[begin Raw records]

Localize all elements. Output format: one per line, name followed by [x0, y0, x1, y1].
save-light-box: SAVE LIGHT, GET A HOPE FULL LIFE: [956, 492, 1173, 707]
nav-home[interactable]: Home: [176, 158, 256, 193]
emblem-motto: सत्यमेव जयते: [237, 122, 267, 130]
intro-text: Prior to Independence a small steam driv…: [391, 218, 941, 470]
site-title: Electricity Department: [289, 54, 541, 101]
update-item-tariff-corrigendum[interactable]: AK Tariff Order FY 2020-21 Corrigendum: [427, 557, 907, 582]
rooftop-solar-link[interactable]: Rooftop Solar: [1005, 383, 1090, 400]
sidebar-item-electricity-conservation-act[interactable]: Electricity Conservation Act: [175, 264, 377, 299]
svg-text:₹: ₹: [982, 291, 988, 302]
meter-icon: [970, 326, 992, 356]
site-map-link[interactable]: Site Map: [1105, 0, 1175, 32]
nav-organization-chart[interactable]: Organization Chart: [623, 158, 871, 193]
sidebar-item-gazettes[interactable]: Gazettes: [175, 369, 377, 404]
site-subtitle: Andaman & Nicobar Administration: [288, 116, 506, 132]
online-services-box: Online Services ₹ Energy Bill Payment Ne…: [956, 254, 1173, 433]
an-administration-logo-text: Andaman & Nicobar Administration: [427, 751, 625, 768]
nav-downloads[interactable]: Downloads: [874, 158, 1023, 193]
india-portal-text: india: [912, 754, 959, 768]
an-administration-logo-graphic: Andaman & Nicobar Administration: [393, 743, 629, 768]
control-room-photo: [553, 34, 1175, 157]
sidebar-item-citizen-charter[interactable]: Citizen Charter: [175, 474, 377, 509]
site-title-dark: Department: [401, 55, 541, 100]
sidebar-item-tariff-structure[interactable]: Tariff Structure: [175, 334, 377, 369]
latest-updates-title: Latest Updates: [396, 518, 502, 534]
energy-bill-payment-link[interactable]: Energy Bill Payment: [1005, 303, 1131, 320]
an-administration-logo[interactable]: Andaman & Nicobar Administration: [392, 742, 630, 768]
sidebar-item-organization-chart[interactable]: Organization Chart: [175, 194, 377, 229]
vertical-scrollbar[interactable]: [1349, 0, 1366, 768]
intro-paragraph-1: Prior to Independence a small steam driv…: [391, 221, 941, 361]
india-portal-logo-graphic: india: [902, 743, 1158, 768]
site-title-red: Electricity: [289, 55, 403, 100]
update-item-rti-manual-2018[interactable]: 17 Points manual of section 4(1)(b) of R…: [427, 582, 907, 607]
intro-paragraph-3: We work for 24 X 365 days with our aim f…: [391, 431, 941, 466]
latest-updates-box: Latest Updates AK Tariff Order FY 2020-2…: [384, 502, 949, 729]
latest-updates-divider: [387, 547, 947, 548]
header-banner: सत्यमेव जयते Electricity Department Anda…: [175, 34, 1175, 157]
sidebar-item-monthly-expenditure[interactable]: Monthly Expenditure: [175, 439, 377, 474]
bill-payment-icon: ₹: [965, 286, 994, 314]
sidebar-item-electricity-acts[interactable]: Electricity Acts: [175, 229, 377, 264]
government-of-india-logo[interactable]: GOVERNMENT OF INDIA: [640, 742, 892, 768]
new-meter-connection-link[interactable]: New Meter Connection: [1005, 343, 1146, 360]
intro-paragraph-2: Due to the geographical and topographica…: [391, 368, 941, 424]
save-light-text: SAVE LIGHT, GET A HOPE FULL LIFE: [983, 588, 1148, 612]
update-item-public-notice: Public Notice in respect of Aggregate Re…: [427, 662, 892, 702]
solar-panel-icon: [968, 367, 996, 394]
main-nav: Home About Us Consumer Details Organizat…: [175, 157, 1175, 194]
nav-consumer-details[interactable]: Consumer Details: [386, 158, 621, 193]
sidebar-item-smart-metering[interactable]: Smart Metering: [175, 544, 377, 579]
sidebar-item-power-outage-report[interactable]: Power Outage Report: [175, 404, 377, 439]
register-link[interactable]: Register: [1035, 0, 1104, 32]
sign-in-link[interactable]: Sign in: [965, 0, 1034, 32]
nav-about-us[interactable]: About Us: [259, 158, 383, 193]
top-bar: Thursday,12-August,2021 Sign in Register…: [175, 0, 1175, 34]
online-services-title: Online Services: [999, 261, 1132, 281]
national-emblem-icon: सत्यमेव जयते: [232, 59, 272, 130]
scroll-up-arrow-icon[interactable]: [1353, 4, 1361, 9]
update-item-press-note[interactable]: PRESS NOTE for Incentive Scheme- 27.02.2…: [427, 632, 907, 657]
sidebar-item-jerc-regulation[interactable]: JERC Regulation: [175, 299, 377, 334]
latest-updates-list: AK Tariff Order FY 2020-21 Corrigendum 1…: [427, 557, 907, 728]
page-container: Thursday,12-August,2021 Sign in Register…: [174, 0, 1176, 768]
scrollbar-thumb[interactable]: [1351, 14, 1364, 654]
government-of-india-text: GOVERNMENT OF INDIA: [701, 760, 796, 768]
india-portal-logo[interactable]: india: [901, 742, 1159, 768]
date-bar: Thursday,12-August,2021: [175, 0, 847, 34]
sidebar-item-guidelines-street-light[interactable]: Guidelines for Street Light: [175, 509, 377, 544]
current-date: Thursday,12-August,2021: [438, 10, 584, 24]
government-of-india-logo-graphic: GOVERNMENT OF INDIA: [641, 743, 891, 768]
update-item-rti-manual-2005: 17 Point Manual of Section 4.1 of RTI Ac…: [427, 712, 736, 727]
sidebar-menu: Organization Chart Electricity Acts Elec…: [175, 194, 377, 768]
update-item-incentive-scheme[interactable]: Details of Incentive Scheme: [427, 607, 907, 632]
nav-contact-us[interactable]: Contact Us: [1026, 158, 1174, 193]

[end Raw records]

* Problem requirements
Reproduce all of the records above line for line, without changing anything.

* Response
Localize all elements. Output format: one per line, name followed by [x0, y0, x1, y1].
save-light-box: SAVE LIGHT, GET A HOPE FULL LIFE: [956, 492, 1173, 707]
nav-home[interactable]: Home: [176, 158, 256, 193]
emblem-motto: सत्यमेव जयते: [237, 122, 267, 130]
intro-text: Prior to Independence a small steam driv…: [391, 218, 941, 470]
site-title: Electricity Department: [289, 54, 541, 101]
update-item-tariff-corrigendum[interactable]: AK Tariff Order FY 2020-21 Corrigendum: [427, 557, 907, 582]
rooftop-solar-link[interactable]: Rooftop Solar: [1005, 383, 1090, 400]
sidebar-item-electricity-conservation-act[interactable]: Electricity Conservation Act: [175, 264, 377, 299]
svg-text:₹: ₹: [982, 291, 988, 302]
meter-icon: [970, 326, 992, 356]
site-map-link[interactable]: Site Map: [1105, 0, 1175, 32]
nav-organization-chart[interactable]: Organization Chart: [623, 158, 871, 193]
sidebar-item-gazettes[interactable]: Gazettes: [175, 369, 377, 404]
site-subtitle: Andaman & Nicobar Administration: [288, 116, 506, 132]
online-services-box: Online Services ₹ Energy Bill Payment Ne…: [956, 254, 1173, 433]
an-administration-logo-text: Andaman & Nicobar Administration: [427, 751, 625, 768]
nav-downloads[interactable]: Downloads: [874, 158, 1023, 193]
india-portal-text: india: [912, 754, 959, 768]
an-administration-logo-graphic: Andaman & Nicobar Administration: [393, 743, 629, 768]
control-room-photo: [553, 34, 1175, 157]
sidebar-item-citizen-charter[interactable]: Citizen Charter: [175, 474, 377, 509]
site-title-dark: Department: [401, 55, 541, 100]
sidebar-item-tariff-structure[interactable]: Tariff Structure: [175, 334, 377, 369]
latest-updates-title: Latest Updates: [396, 518, 502, 534]
energy-bill-payment-link[interactable]: Energy Bill Payment: [1005, 303, 1131, 320]
an-administration-logo[interactable]: Andaman & Nicobar Administration: [392, 742, 630, 768]
sidebar-item-organization-chart[interactable]: Organization Chart: [175, 194, 377, 229]
vertical-scrollbar[interactable]: [1349, 0, 1366, 768]
intro-paragraph-1: Prior to Independence a small steam driv…: [391, 221, 941, 361]
india-portal-logo-graphic: india: [902, 743, 1158, 768]
site-title-red: Electricity: [289, 55, 403, 100]
update-item-rti-manual-2018[interactable]: 17 Points manual of section 4(1)(b) of R…: [427, 582, 907, 607]
intro-paragraph-3: We work for 24 X 365 days with our aim f…: [391, 431, 941, 466]
latest-updates-box: Latest Updates AK Tariff Order FY 2020-2…: [384, 502, 949, 729]
latest-updates-divider: [387, 547, 947, 548]
header-banner: सत्यमेव जयते Electricity Department Anda…: [175, 34, 1175, 157]
sidebar-item-monthly-expenditure[interactable]: Monthly Expenditure: [175, 439, 377, 474]
bill-payment-icon: ₹: [965, 286, 994, 314]
sidebar-item-electricity-acts[interactable]: Electricity Acts: [175, 229, 377, 264]
government-of-india-logo[interactable]: GOVERNMENT OF INDIA: [640, 742, 892, 768]
new-meter-connection-link[interactable]: New Meter Connection: [1005, 343, 1146, 360]
intro-paragraph-2: Due to the geographical and topographica…: [391, 368, 941, 424]
save-light-text: SAVE LIGHT, GET A HOPE FULL LIFE: [983, 588, 1148, 612]
update-item-public-notice: Public Notice in respect of Aggregate Re…: [427, 662, 892, 702]
solar-panel-icon: [968, 367, 996, 394]
main-nav: Home About Us Consumer Details Organizat…: [175, 157, 1175, 194]
nav-consumer-details[interactable]: Consumer Details: [386, 158, 621, 193]
sidebar-item-smart-metering[interactable]: Smart Metering: [175, 544, 377, 579]
sidebar-item-power-outage-report[interactable]: Power Outage Report: [175, 404, 377, 439]
register-link[interactable]: Register: [1035, 0, 1104, 32]
sign-in-link[interactable]: Sign in: [965, 0, 1034, 32]
nav-about-us[interactable]: About Us: [259, 158, 383, 193]
top-bar: Thursday,12-August,2021 Sign in Register…: [175, 0, 1175, 34]
online-services-title: Online Services: [999, 261, 1132, 281]
national-emblem-icon: सत्यमेव जयते: [232, 59, 272, 130]
scroll-up-arrow-icon[interactable]: [1353, 4, 1361, 9]
update-item-press-note[interactable]: PRESS NOTE for Incentive Scheme- 27.02.2…: [427, 632, 907, 657]
sidebar-item-jerc-regulation[interactable]: JERC Regulation: [175, 299, 377, 334]
latest-updates-list: AK Tariff Order FY 2020-21 Corrigendum 1…: [427, 557, 907, 728]
page-container: Thursday,12-August,2021 Sign in Register…: [174, 0, 1176, 768]
scrollbar-thumb[interactable]: [1351, 14, 1364, 654]
government-of-india-text: GOVERNMENT OF INDIA: [701, 760, 796, 768]
india-portal-logo[interactable]: india: [901, 742, 1159, 768]
date-bar: Thursday,12-August,2021: [175, 0, 847, 34]
sidebar-item-guidelines-street-light[interactable]: Guidelines for Street Light: [175, 509, 377, 544]
current-date: Thursday,12-August,2021: [438, 10, 584, 24]
government-of-india-logo-graphic: GOVERNMENT OF INDIA: [641, 743, 891, 768]
update-item-rti-manual-2005: 17 Point Manual of Section 4.1 of RTI Ac…: [427, 712, 736, 727]
sidebar-menu: Organization Chart Electricity Acts Elec…: [175, 194, 377, 768]
update-item-incentive-scheme[interactable]: Details of Incentive Scheme: [427, 607, 907, 632]
nav-contact-us[interactable]: Contact Us: [1026, 158, 1174, 193]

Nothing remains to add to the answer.